● Your goal
Copy the rows below verbatim, every line in the same order, but omit the pictures from your copy.

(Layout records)
════════════════

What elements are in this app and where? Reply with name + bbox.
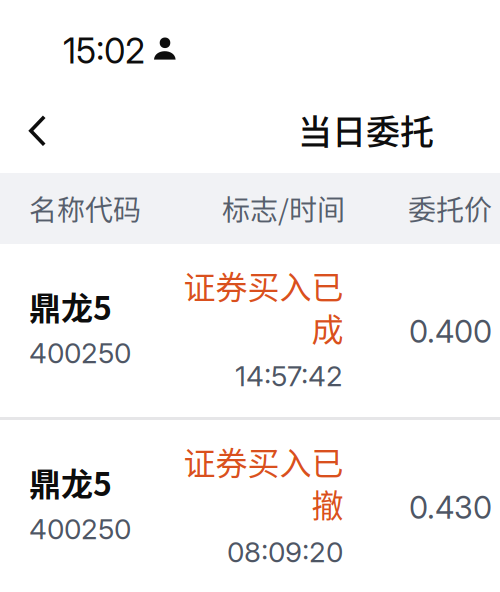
- staticText: 0.430: [409, 489, 492, 526]
- staticText: 15:02: [63, 30, 145, 72]
- staticText: 鼎龙5: [29, 459, 112, 505]
- button[interactable]: Back: [0, 90, 63, 173]
- staticText: 标志/时间: [222, 188, 345, 228]
- button[interactable]: 鼎龙5: [0, 420, 500, 592]
- staticText: 14:57:42: [235, 359, 343, 393]
- staticText: 400250: [29, 512, 131, 546]
- staticText: 委托价: [408, 188, 492, 228]
- staticText: 0.400: [409, 313, 492, 350]
- staticText: 证券买入已成: [183, 262, 343, 351]
- staticText: 当日委托: [298, 105, 434, 154]
- staticText: 08:09:20: [227, 535, 343, 569]
- staticText: 名称代码: [29, 188, 141, 228]
- button[interactable]: 鼎龙5: [0, 244, 500, 417]
- staticText: 证券买入已撤: [183, 438, 343, 527]
- staticText: 400250: [29, 336, 131, 370]
- staticText: 鼎龙5: [29, 283, 112, 329]
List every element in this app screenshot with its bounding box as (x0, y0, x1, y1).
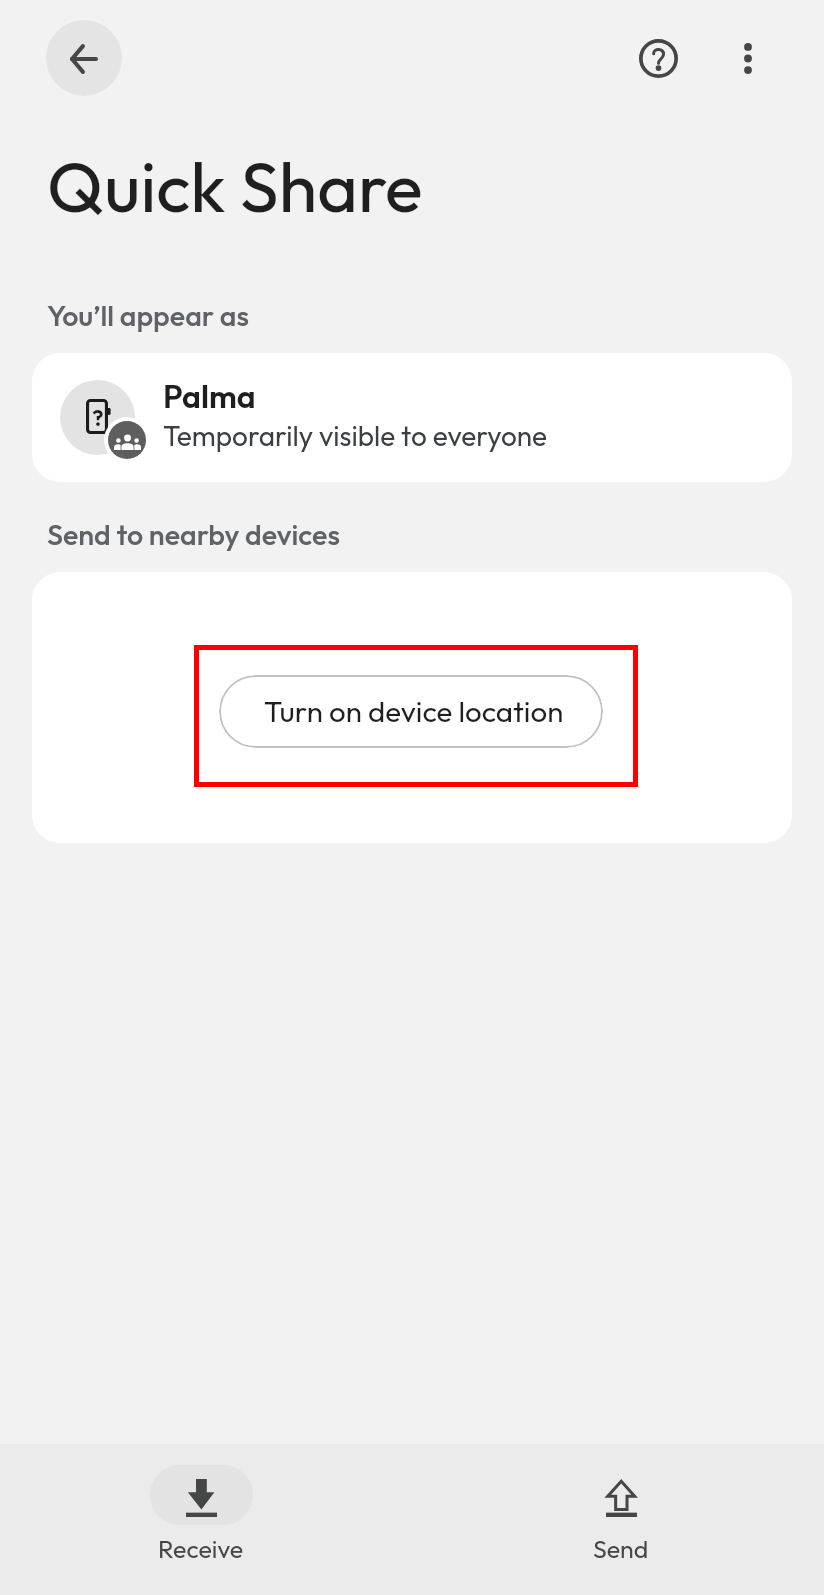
button[interactable]: ? (32, 353, 792, 482)
staticText: Temporarily visible to everyone (163, 418, 548, 453)
staticText: Quick Share (47, 142, 423, 230)
staticText: ? (92, 403, 104, 432)
button[interactable]: Back (46, 20, 122, 96)
staticText: Turn on device location (264, 692, 564, 729)
button[interactable]: Help (620, 20, 696, 96)
button[interactable]: Turn on device location (219, 675, 603, 748)
button[interactable]: Receive (95, 1444, 307, 1595)
staticText: Send to nearby devices (47, 516, 340, 552)
staticText: Send (593, 1533, 649, 1565)
staticText: Receive (158, 1533, 244, 1565)
staticText: Palma (163, 376, 256, 416)
button[interactable]: Send (515, 1444, 727, 1595)
staticText: You’ll appear as (47, 297, 249, 333)
button[interactable]: More options (710, 20, 786, 96)
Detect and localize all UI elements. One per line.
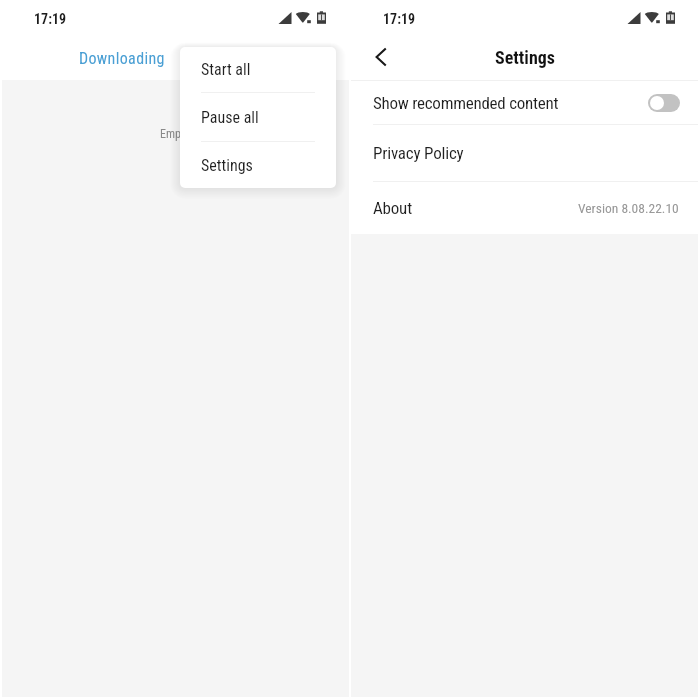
staticText: Privacy Policy <box>373 143 464 163</box>
button[interactable]: Show recommended content <box>351 81 698 124</box>
staticText: Version 8.08.22.10 <box>578 200 679 216</box>
staticText: Downloading <box>79 49 165 68</box>
button[interactable]: Start all <box>180 47 336 92</box>
button[interactable]: Back <box>362 38 400 76</box>
button[interactable]: Show recommended content toggle <box>648 94 680 112</box>
button[interactable]: About <box>351 182 698 234</box>
button[interactable]: Downloading <box>58 38 186 80</box>
staticText: Start all <box>201 60 251 79</box>
button[interactable]: Privacy Policy <box>351 125 698 181</box>
staticText: 17:19 <box>383 11 416 27</box>
button[interactable]: Settings <box>180 142 336 188</box>
staticText: Settings <box>201 156 253 175</box>
staticText: Show recommended content <box>373 93 559 113</box>
button[interactable]: Pause all <box>180 93 336 141</box>
staticText: Pause all <box>201 108 259 127</box>
staticText: Settings <box>495 47 555 68</box>
staticText: Empty <box>160 127 190 141</box>
staticText: About <box>373 198 412 218</box>
staticText: 17:19 <box>34 11 67 27</box>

════════════════

● Task solution
What elements are in this app and where? Reply with name + bbox.
- staticText: 0.430: [409, 489, 492, 526]
- staticText: 15:02: [63, 30, 145, 72]
- staticText: 鼎龙5: [29, 459, 112, 505]
- button[interactable]: Back: [0, 90, 63, 173]
- staticText: 标志/时间: [222, 188, 345, 228]
- button[interactable]: 鼎龙5: [0, 420, 500, 592]
- staticText: 14:57:42: [235, 359, 343, 393]
- staticText: 400250: [29, 512, 131, 546]
- staticText: 委托价: [408, 188, 492, 228]
- staticText: 0.400: [409, 313, 492, 350]
- staticText: 证券买入已成: [183, 262, 343, 351]
- staticText: 当日委托: [298, 105, 434, 154]
- staticText: 08:09:20: [227, 535, 343, 569]
- staticText: 名称代码: [29, 188, 141, 228]
- button[interactable]: 鼎龙5: [0, 244, 500, 417]
- staticText: 证券买入已撤: [183, 438, 343, 527]
- staticText: 400250: [29, 336, 131, 370]
- staticText: 鼎龙5: [29, 283, 112, 329]
List every element in this app screenshot with its bounding box as (x0, y0, x1, y1).
button[interactable]: ? (32, 353, 792, 482)
staticText: Temporarily visible to everyone (163, 418, 548, 453)
staticText: Quick Share (47, 142, 423, 230)
staticText: ? (92, 403, 104, 432)
button[interactable]: Back (46, 20, 122, 96)
staticText: Turn on device location (264, 692, 564, 729)
button[interactable]: Help (620, 20, 696, 96)
button[interactable]: Turn on device location (219, 675, 603, 748)
button[interactable]: Receive (95, 1444, 307, 1595)
staticText: Send to nearby devices (47, 516, 340, 552)
staticText: Send (593, 1533, 649, 1565)
staticText: Receive (158, 1533, 244, 1565)
staticText: Palma (163, 376, 256, 416)
button[interactable]: Send (515, 1444, 727, 1595)
staticText: You’ll appear as (47, 297, 249, 333)
button[interactable]: More options (710, 20, 786, 96)
Detect and localize all UI elements. One per line.
staticText: Privacy Policy <box>373 143 464 163</box>
button[interactable]: Show recommended content <box>351 81 698 124</box>
staticText: Version 8.08.22.10 <box>578 200 679 216</box>
staticText: Downloading <box>79 49 165 68</box>
button[interactable]: Start all <box>180 47 336 92</box>
button[interactable]: Back <box>362 38 400 76</box>
button[interactable]: Show recommended content toggle <box>648 94 680 112</box>
button[interactable]: About <box>351 182 698 234</box>
button[interactable]: Downloading <box>58 38 186 80</box>
staticText: Start all <box>201 60 251 79</box>
button[interactable]: Privacy Policy <box>351 125 698 181</box>
staticText: 17:19 <box>383 11 416 27</box>
button[interactable]: Settings <box>180 142 336 188</box>
staticText: Settings <box>201 156 253 175</box>
staticText: Show recommended content <box>373 93 559 113</box>
button[interactable]: Pause all <box>180 93 336 141</box>
staticText: Pause all <box>201 108 259 127</box>
staticText: Settings <box>495 47 555 68</box>
staticText: Empty <box>160 127 190 141</box>
staticText: About <box>373 198 412 218</box>
staticText: 17:19 <box>34 11 67 27</box>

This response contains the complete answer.